Reproduce the entries below, substituting "menu-icon-line" for every occurrence of "hamburger-icon-bar" and leaving all other text unchanged.

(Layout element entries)
============

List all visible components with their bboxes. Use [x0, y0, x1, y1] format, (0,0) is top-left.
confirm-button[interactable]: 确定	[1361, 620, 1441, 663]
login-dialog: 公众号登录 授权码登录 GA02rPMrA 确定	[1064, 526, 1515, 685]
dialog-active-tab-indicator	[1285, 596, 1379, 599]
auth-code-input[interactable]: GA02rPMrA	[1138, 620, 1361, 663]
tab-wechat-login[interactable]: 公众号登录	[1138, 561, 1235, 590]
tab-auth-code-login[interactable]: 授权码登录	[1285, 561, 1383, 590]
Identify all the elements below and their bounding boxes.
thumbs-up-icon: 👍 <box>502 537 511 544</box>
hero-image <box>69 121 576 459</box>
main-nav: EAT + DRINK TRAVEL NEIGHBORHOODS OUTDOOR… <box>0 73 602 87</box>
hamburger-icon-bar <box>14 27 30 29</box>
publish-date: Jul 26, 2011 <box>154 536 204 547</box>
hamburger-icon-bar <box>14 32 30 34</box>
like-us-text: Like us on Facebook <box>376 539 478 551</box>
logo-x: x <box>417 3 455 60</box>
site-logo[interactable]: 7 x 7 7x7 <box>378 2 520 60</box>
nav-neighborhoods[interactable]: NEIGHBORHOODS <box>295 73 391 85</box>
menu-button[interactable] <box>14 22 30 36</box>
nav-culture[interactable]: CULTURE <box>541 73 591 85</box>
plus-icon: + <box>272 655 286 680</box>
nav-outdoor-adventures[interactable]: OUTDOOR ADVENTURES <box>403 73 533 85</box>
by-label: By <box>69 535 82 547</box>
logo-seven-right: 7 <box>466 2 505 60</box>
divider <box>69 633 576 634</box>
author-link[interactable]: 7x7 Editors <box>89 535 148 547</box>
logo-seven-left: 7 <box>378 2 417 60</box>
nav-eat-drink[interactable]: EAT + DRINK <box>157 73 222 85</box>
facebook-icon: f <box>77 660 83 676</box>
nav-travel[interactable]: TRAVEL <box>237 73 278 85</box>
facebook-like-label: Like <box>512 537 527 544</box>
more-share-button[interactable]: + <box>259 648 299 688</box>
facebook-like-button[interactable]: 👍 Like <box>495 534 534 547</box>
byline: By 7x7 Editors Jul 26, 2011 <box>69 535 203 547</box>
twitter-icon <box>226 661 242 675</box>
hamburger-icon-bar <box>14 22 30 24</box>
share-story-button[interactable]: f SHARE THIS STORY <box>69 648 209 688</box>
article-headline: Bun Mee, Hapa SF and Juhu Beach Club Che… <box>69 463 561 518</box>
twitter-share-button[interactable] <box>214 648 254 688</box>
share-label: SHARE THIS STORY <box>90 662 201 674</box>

============

### ANSWER TO THE EXERCISE
List all visible components with their bboxes. Use [x0, y0, x1, y1] format, (0,0) is top-left.
confirm-button[interactable]: 确定	[1361, 620, 1441, 663]
login-dialog: 公众号登录 授权码登录 GA02rPMrA 确定	[1064, 526, 1515, 685]
dialog-active-tab-indicator	[1285, 596, 1379, 599]
auth-code-input[interactable]: GA02rPMrA	[1138, 620, 1361, 663]
tab-wechat-login[interactable]: 公众号登录	[1138, 561, 1235, 590]
tab-auth-code-login[interactable]: 授权码登录	[1285, 561, 1383, 590]
Identify all the elements below and their bounding boxes.
thumbs-up-icon: 👍 <box>502 537 511 544</box>
hero-image <box>69 121 576 459</box>
main-nav: EAT + DRINK TRAVEL NEIGHBORHOODS OUTDOOR… <box>0 73 602 87</box>
menu-icon-line <box>14 27 30 29</box>
publish-date: Jul 26, 2011 <box>154 536 204 547</box>
menu-icon-line <box>14 32 30 34</box>
like-us-text: Like us on Facebook <box>376 539 478 551</box>
logo-x: x <box>417 3 455 60</box>
site-logo[interactable]: 7 x 7 7x7 <box>378 2 520 60</box>
nav-neighborhoods[interactable]: NEIGHBORHOODS <box>295 73 391 85</box>
menu-button[interactable] <box>14 22 30 36</box>
nav-culture[interactable]: CULTURE <box>541 73 591 85</box>
plus-icon: + <box>272 655 286 680</box>
nav-outdoor-adventures[interactable]: OUTDOOR ADVENTURES <box>403 73 533 85</box>
by-label: By <box>69 535 82 547</box>
logo-seven-right: 7 <box>466 2 505 60</box>
divider <box>69 633 576 634</box>
author-link[interactable]: 7x7 Editors <box>89 535 148 547</box>
logo-seven-left: 7 <box>378 2 417 60</box>
nav-eat-drink[interactable]: EAT + DRINK <box>157 73 222 85</box>
facebook-icon: f <box>77 660 83 676</box>
nav-travel[interactable]: TRAVEL <box>237 73 278 85</box>
facebook-like-label: Like <box>512 537 527 544</box>
more-share-button[interactable]: + <box>259 648 299 688</box>
facebook-like-button[interactable]: 👍 Like <box>495 534 534 547</box>
byline: By 7x7 Editors Jul 26, 2011 <box>69 535 203 547</box>
twitter-icon <box>226 661 242 675</box>
menu-icon-line <box>14 22 30 24</box>
share-story-button[interactable]: f SHARE THIS STORY <box>69 648 209 688</box>
article-headline: Bun Mee, Hapa SF and Juhu Beach Club Che… <box>69 463 561 518</box>
twitter-share-button[interactable] <box>214 648 254 688</box>
share-label: SHARE THIS STORY <box>90 662 201 674</box>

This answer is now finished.